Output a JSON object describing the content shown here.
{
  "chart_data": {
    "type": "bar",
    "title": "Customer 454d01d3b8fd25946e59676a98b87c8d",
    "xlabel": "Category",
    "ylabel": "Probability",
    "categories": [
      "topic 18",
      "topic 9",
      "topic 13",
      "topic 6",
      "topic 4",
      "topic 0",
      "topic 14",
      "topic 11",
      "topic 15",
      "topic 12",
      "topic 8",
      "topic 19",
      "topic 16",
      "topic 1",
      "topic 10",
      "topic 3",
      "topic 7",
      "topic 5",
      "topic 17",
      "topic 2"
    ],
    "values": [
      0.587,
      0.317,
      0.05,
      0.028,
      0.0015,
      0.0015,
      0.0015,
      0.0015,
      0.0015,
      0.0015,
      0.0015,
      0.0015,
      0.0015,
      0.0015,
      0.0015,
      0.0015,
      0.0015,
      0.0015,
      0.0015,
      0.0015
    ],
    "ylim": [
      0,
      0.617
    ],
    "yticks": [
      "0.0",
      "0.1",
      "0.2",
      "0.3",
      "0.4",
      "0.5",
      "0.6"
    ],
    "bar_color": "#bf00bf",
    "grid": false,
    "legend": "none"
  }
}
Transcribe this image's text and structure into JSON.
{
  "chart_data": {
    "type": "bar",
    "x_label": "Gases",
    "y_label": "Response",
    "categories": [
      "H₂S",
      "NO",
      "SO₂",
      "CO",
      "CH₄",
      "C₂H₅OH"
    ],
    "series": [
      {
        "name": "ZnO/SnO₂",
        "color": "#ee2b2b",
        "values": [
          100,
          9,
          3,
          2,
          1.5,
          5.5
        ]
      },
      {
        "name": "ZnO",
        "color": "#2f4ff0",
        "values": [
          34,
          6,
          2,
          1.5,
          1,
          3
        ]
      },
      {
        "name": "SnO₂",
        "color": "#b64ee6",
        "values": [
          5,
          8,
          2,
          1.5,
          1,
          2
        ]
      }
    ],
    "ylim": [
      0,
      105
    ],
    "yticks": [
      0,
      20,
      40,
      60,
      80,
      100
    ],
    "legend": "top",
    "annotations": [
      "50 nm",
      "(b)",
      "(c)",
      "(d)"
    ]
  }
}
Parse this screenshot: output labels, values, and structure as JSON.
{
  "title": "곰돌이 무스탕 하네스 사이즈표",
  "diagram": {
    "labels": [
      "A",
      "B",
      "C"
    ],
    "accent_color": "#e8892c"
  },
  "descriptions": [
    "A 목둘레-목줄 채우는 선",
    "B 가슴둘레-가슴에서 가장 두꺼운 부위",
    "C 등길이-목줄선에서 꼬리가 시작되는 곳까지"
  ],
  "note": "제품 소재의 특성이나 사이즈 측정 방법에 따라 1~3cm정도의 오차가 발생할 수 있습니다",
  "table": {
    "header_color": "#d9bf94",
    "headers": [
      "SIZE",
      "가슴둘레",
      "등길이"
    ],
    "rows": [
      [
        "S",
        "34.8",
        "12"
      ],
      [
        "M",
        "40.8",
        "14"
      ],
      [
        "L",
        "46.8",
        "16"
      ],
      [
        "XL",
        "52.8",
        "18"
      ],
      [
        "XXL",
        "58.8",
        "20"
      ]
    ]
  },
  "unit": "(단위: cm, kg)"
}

### To do
Wherever "this" shows up in a line, copy that line.

### Task answer
Transcribe this image's text and structure into JSON.
Parse this screenshot: output labels, values, and structure as JSON.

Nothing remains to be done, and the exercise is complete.